**Directions:**
Below are records; count the lines that contain "marker" and give only the total.

**Task input:**

□ □ □ □ □ □ □

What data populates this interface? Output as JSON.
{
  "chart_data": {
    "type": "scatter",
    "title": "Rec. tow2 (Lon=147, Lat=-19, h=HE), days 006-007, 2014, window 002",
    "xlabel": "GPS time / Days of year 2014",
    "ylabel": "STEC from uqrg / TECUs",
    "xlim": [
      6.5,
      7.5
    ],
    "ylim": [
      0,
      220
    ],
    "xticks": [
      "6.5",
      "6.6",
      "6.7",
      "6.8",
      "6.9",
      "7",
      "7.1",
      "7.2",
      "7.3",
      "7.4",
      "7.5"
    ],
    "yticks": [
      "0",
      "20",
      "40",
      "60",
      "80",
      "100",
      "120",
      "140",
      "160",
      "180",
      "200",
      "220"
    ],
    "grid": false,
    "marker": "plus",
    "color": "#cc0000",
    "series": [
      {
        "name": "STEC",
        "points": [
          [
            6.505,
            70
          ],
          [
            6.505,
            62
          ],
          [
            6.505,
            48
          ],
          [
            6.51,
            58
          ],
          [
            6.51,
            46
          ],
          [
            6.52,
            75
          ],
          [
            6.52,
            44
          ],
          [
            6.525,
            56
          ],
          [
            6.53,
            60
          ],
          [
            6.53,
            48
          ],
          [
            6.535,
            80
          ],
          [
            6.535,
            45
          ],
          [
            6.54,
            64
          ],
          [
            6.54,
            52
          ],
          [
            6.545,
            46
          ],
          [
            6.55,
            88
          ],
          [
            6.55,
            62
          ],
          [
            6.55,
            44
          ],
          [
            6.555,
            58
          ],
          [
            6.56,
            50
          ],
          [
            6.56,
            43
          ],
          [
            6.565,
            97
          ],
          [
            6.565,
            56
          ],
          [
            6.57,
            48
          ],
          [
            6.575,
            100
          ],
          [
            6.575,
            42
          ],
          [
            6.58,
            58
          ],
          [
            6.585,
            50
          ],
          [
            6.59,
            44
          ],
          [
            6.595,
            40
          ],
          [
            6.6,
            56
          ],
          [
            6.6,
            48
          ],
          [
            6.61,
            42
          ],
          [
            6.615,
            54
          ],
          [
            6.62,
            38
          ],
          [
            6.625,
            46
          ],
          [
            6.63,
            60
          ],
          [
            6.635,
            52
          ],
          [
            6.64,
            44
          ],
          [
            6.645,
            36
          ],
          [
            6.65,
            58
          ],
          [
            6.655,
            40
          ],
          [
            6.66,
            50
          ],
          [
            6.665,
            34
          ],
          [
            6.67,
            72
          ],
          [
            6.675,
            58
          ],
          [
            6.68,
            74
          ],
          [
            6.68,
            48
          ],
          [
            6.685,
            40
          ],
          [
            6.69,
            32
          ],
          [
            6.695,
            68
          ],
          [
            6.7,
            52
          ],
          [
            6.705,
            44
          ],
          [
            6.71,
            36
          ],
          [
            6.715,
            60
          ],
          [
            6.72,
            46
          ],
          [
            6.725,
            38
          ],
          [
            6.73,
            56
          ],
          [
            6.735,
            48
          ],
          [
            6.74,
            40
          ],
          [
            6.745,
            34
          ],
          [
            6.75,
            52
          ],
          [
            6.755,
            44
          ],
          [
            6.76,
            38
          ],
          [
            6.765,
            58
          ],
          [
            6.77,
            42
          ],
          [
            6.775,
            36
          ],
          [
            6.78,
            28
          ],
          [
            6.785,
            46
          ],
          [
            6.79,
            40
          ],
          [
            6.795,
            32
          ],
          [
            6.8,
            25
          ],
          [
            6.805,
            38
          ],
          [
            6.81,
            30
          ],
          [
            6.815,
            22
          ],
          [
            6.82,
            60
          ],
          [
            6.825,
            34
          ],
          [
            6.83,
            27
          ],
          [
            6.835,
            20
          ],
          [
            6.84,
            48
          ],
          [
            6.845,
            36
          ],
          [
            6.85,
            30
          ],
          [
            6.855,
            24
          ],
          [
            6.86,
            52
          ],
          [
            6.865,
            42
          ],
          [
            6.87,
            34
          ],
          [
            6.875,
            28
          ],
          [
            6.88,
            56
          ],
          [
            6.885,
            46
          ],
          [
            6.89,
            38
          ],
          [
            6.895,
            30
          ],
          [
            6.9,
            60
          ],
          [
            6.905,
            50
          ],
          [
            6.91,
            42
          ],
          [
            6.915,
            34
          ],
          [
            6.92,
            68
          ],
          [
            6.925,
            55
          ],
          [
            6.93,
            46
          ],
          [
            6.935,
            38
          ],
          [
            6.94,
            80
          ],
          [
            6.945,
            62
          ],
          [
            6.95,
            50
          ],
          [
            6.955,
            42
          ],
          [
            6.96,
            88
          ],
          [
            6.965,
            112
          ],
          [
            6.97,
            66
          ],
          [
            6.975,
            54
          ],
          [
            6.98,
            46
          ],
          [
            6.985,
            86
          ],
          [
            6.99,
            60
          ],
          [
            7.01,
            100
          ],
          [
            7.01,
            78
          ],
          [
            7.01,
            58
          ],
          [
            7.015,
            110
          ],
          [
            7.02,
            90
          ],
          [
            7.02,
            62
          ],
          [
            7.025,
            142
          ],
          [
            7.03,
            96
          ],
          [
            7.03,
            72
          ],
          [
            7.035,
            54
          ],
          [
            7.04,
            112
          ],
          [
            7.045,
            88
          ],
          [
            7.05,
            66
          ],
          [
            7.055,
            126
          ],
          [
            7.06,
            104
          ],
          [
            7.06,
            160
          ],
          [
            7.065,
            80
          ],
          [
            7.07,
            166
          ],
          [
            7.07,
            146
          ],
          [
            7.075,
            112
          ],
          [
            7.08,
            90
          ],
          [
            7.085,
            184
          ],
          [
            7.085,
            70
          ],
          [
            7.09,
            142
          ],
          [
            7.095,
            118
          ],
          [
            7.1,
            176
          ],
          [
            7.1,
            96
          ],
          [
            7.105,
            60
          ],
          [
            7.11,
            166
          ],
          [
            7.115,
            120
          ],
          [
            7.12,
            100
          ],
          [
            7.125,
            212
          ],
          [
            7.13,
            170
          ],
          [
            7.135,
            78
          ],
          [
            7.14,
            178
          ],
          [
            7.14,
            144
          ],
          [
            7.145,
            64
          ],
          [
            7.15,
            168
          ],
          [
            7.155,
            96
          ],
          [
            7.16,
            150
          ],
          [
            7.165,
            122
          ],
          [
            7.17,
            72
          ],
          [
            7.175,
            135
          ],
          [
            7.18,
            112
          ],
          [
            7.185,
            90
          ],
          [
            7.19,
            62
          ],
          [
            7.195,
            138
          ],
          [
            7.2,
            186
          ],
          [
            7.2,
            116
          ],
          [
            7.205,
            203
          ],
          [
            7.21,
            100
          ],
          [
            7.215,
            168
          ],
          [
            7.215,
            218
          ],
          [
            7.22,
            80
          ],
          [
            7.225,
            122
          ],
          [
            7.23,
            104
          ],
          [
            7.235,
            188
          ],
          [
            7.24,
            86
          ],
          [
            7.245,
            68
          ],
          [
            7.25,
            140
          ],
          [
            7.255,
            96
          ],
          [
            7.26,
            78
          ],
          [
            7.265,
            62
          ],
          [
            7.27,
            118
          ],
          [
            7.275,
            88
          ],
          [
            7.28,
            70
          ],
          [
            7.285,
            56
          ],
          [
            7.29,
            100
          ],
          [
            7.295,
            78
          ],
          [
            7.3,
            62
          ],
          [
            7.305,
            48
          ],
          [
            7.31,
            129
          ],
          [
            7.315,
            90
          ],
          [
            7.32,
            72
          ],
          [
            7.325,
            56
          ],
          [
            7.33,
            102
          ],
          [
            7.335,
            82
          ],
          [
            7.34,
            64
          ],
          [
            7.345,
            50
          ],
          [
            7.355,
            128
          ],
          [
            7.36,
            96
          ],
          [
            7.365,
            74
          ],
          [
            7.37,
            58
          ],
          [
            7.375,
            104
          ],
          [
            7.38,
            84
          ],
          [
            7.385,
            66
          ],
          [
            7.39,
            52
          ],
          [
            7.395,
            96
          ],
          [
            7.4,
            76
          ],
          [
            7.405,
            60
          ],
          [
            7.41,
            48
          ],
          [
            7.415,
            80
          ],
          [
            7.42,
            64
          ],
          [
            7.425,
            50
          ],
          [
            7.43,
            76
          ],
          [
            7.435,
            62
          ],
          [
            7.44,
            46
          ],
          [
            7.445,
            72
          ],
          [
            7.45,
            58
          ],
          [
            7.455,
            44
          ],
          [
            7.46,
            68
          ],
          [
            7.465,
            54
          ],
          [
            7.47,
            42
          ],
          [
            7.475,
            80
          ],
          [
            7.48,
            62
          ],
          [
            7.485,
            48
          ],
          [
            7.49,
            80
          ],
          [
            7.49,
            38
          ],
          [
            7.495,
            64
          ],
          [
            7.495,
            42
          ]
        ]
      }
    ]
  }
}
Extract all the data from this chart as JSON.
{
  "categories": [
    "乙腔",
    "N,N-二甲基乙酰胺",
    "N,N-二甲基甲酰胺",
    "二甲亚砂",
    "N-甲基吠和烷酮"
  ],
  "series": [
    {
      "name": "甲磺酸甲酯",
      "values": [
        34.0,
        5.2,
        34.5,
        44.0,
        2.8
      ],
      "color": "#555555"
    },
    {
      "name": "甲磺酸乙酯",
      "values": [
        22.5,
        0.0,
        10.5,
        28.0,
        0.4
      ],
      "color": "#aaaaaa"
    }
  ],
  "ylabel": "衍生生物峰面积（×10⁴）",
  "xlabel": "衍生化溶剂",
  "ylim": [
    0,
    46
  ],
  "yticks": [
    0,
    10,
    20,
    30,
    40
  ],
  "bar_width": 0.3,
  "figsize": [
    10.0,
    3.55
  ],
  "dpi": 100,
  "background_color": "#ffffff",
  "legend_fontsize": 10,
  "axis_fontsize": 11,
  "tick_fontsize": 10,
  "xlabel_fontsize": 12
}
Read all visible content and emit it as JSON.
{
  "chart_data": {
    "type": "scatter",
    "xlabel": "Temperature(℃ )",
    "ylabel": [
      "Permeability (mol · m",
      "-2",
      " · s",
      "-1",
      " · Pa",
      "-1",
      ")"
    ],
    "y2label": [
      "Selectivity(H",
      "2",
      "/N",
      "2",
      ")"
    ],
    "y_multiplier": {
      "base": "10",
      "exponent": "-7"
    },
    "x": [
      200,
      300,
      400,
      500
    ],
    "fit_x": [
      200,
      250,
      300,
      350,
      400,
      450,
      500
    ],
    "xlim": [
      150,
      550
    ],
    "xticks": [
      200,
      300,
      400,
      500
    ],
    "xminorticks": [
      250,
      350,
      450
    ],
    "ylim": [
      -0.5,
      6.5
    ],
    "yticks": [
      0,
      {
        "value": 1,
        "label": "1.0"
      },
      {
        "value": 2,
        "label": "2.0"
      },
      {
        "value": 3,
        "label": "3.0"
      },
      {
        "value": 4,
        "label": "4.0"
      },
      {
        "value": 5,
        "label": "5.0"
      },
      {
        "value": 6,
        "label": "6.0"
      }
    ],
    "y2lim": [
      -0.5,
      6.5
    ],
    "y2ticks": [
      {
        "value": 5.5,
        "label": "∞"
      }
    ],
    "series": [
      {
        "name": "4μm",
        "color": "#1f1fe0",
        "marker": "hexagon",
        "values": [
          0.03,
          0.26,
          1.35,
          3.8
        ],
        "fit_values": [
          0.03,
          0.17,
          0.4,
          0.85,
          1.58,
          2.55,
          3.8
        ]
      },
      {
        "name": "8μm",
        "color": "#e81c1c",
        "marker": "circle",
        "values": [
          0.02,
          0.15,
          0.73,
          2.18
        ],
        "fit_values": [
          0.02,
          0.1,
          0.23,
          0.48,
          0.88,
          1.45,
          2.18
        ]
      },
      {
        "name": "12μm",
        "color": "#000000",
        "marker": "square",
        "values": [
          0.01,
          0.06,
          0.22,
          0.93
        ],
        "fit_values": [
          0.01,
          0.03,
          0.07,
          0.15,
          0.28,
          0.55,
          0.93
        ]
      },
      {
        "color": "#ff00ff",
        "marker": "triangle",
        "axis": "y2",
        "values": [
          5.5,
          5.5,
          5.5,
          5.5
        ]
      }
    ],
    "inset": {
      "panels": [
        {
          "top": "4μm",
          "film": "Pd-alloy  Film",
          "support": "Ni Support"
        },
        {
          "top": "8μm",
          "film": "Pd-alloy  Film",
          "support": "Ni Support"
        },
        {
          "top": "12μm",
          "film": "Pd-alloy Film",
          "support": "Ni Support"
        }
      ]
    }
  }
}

□ □ □ □ □ □ □

**Answer in full:**
5